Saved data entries
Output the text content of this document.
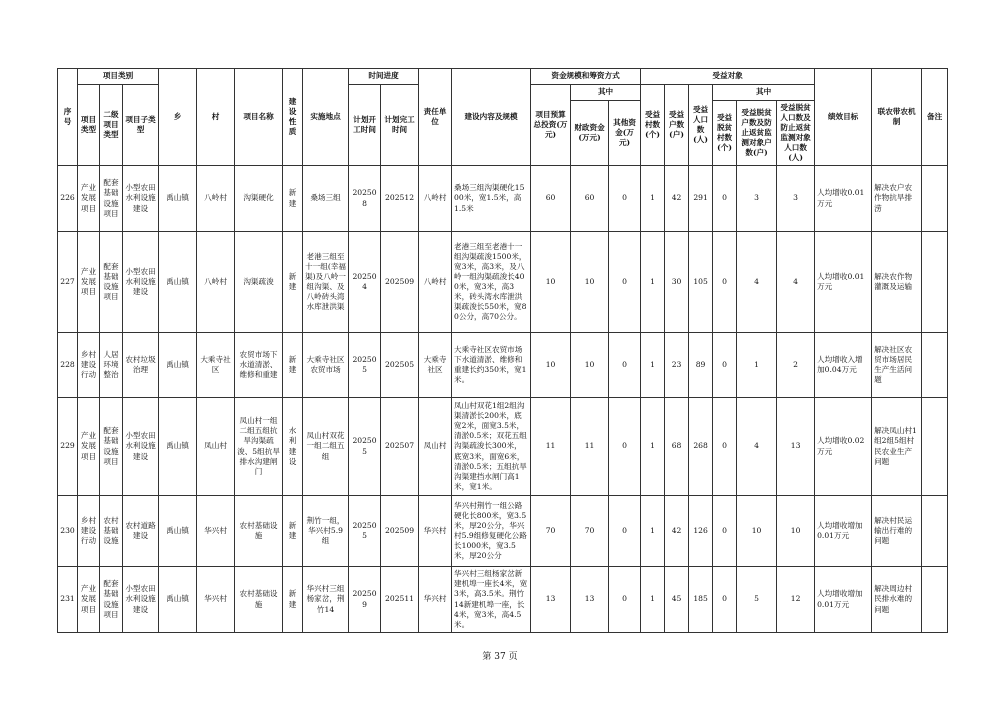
序号	项目类别			乡	村	项目名称	建设性质	实施地点	时间进度		责任单位	建设内容及规模	资金规模和筹资方式			受益对象						绩效目标	联农带农机制	备注
	项目类型	二级项目类型	项目子类型						计划开工时间	计划完工时间			项目预算总投资(万元)	其中		受益村数(个)	受益户数(户)	受益人口数(人)	其中					
														财政资金(万元)	其他资金(万元)				受益脱贫村数(个)	受益脱贫户数及防止返贫监测对象户数(户)	受益脱贫人口数及防止返贫监测对象人口数(人)			
226	产业发展项目	配套基础设施项目	小型农田水利设施建设	禹山镇	八岭村	沟渠硬化	新建	桑场三组	202508	202512	八岭村	桑场三组沟渠硬化1500米，宽1.5米，高1.5米	60	60	0	1	42	291	0	3	3	人均增收0.01万元	解决农户农作物抗旱排涝	
227	产业发展项目	配套基础设施项目	小型农田水利设施建设	禹山镇	八岭村	沟渠疏浚	新建	老港三组至十一组(幸福渠)及八岭一组沟渠、及八岭砖头湾水库泄洪渠	202504	202509	八岭村	老港三组至老港十一组沟渠疏浚1500米，宽3米，高3米，及八岭一组沟渠疏浚长400米，宽3米，高3米，砖头湾水库泄洪渠疏浚长550米，宽80公分，高70公分。	10	10	0	1	30	105	0	4	4	人均增收0.01万元	解决农作物灌溉及运输	
228	乡村建设行动	人居环境整治	农村垃圾治理	禹山镇	大乘寺社区	农贸市场下水道清淤、维修和重建	新建	大乘寺社区农贸市场	202505	202505	大乘寺社区	大乘寺社区农贸市场下水道清淤、维修和重建长约350米，宽1米。	10	10	0	1	23	89	0	1	2	人均增收入增加0.04万元	解决社区农贸市场居民生产生活问题	
229	产业发展项目	配套基础设施项目	小型农田水利设施建设	禹山镇	凤山村	凤山村一组二组五组抗旱沟渠疏浚、5组抗旱排水沟建闸门	水利建设	凤山村双花一组二组五组	202505	202507	凤山村	凤山村双花1组2组沟渠清淤长200米，底宽2米，面宽3.5米，清淤0.5米；双花五组沟渠疏浚长300米，底宽3米，面宽6米，清淤0.5米；五组抗旱沟渠建挡水闸门高1米，宽1米。	11	11	0	1	68	268	0	4	13	人均增收0.02万元	解决凤山村1组2组5组村民农业生产问题	
230	乡村建设行动	农村基础设施	农村道路建设	禹山镇	华兴村	农村基础设施	新建	荆竹一组，华兴村5.9组	202505	202509	华兴村	华兴村荆竹一组公路硬化长800米，宽3.5米，厚20公分，华兴村5.9组修复硬化公路长1000米，宽3.5米，厚20公分	70	70	0	1	42	126	0	10	10	人均增收增加0.01万元	解决村民运输出行难的问题	
231	产业发展项目	配套基础设施项目	小型农田水利设施建设	禹山镇	华兴村	农村基础设施	新建	华兴村三组杨家岔，荆竹14	202509	202511	华兴村	华兴村三组杨家岔新建机埠一座长4米，宽3米，高3.5米。荆竹14新建机埠一座，长4米，宽3米，高4.5米。	13	13	0	1	45	185	0	5	12	人均增收增加0.01万元	解决周边村民排水难的问题	
第 37 页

Written request: Transcribe the material exactly, keeping every word and none of the pictures.

Exercise result:
Output the text content of this document.
序号	项目类别			乡	村	项目名称	建设性质	实施地点	时间进度		责任单位	建设内容及规模	资金规模和筹资方式			受益对象						绩效目标	联农带农机制	备注
	项目类型	二级项目类型	项目子类型						计划开工时间	计划完工时间			项目预算总投资(万元)	其中		受益村数(个)	受益户数(户)	受益人口数(人)	其中					
														财政资金(万元)	其他资金(万元)				受益脱贫村数(个)	受益脱贫户数及防止返贫监测对象户数(户)	受益脱贫人口数及防止返贫监测对象人口数(人)			
226	产业发展项目	配套基础设施项目	小型农田水利设施建设	禹山镇	八岭村	沟渠硬化	新建	桑场三组	202508	202512	八岭村	桑场三组沟渠硬化1500米，宽1.5米，高1.5米	60	60	0	1	42	291	0	3	3	人均增收0.01万元	解决农户农作物抗旱排涝	
227	产业发展项目	配套基础设施项目	小型农田水利设施建设	禹山镇	八岭村	沟渠疏浚	新建	老港三组至十一组(幸福渠)及八岭一组沟渠、及八岭砖头湾水库泄洪渠	202504	202509	八岭村	老港三组至老港十一组沟渠疏浚1500米，宽3米，高3米，及八岭一组沟渠疏浚长400米，宽3米，高3米，砖头湾水库泄洪渠疏浚长550米，宽80公分，高70公分。	10	10	0	1	30	105	0	4	4	人均增收0.01万元	解决农作物灌溉及运输	
228	乡村建设行动	人居环境整治	农村垃圾治理	禹山镇	大乘寺社区	农贸市场下水道清淤、维修和重建	新建	大乘寺社区农贸市场	202505	202505	大乘寺社区	大乘寺社区农贸市场下水道清淤、维修和重建长约350米，宽1米。	10	10	0	1	23	89	0	1	2	人均增收入增加0.04万元	解决社区农贸市场居民生产生活问题	
229	产业发展项目	配套基础设施项目	小型农田水利设施建设	禹山镇	凤山村	凤山村一组二组五组抗旱沟渠疏浚、5组抗旱排水沟建闸门	水利建设	凤山村双花一组二组五组	202505	202507	凤山村	凤山村双花1组2组沟渠清淤长200米，底宽2米，面宽3.5米，清淤0.5米；双花五组沟渠疏浚长300米，底宽3米，面宽6米，清淤0.5米；五组抗旱沟渠建挡水闸门高1米，宽1米。	11	11	0	1	68	268	0	4	13	人均增收0.02万元	解决凤山村1组2组5组村民农业生产问题	
230	乡村建设行动	农村基础设施	农村道路建设	禹山镇	华兴村	农村基础设施	新建	荆竹一组，华兴村5.9组	202505	202509	华兴村	华兴村荆竹一组公路硬化长800米，宽3.5米，厚20公分，华兴村5.9组修复硬化公路长1000米，宽3.5米，厚20公分	70	70	0	1	42	126	0	10	10	人均增收增加0.01万元	解决村民运输出行难的问题	
231	产业发展项目	配套基础设施项目	小型农田水利设施建设	禹山镇	华兴村	农村基础设施	新建	华兴村三组杨家岔，荆竹14	202509	202511	华兴村	华兴村三组杨家岔新建机埠一座长4米，宽3米，高3.5米。荆竹14新建机埠一座，长4米，宽3米，高4.5米。	13	13	0	1	45	185	0	5	12	人均增收增加0.01万元	解决周边村民排水难的问题	
第 37 页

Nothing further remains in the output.